- _To be done_:
Note each line where "SPACE" appears, and copy it.

- _Material provided_:
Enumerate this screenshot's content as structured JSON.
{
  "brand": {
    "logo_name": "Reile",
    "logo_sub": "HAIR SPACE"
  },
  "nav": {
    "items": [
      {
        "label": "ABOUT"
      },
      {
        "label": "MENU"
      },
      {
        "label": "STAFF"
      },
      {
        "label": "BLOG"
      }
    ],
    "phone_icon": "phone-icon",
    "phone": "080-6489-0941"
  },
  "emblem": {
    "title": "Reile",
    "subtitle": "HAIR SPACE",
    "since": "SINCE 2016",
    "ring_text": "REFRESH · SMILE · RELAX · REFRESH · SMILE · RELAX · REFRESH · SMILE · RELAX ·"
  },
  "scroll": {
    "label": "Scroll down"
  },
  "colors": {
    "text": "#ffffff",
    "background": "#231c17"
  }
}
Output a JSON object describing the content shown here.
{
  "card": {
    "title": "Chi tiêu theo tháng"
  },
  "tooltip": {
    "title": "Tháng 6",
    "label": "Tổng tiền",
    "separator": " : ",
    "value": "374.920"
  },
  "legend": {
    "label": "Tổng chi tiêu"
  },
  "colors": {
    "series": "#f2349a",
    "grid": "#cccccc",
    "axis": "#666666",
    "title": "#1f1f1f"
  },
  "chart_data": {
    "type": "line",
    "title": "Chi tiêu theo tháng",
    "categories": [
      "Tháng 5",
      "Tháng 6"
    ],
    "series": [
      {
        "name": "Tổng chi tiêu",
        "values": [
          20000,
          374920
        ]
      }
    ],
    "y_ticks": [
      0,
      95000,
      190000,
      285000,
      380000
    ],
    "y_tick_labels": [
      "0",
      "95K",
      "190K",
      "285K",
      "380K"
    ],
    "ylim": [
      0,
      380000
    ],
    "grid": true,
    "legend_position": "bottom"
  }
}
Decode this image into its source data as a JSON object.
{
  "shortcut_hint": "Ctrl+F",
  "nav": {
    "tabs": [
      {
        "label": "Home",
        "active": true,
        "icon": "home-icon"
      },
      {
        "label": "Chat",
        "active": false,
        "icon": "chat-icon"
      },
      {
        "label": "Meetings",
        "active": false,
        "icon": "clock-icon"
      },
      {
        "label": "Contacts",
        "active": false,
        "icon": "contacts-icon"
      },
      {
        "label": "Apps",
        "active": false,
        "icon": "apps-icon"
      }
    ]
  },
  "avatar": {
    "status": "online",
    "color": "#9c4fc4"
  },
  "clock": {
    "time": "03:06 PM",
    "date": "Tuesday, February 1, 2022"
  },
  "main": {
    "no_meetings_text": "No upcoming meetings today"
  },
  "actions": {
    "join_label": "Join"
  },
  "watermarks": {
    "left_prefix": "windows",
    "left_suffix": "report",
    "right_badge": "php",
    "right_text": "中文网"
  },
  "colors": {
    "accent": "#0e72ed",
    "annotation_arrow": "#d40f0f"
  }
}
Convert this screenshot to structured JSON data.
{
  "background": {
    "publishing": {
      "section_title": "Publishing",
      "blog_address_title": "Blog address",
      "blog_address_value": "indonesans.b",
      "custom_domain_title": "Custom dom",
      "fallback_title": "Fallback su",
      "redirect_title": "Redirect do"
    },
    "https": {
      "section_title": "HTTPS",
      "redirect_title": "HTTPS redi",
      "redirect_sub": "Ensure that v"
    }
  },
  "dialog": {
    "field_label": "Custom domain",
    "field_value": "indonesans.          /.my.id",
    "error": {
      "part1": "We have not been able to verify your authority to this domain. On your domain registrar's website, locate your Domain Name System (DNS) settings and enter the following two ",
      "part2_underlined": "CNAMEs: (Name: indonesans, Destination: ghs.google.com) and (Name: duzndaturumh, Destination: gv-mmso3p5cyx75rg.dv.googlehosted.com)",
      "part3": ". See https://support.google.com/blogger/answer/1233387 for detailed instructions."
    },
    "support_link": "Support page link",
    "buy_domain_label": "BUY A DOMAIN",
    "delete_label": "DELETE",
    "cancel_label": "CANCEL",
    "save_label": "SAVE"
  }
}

- _Full solution_:
    "logo_sub": "HAIR SPACE"
    "subtitle": "HAIR SPACE",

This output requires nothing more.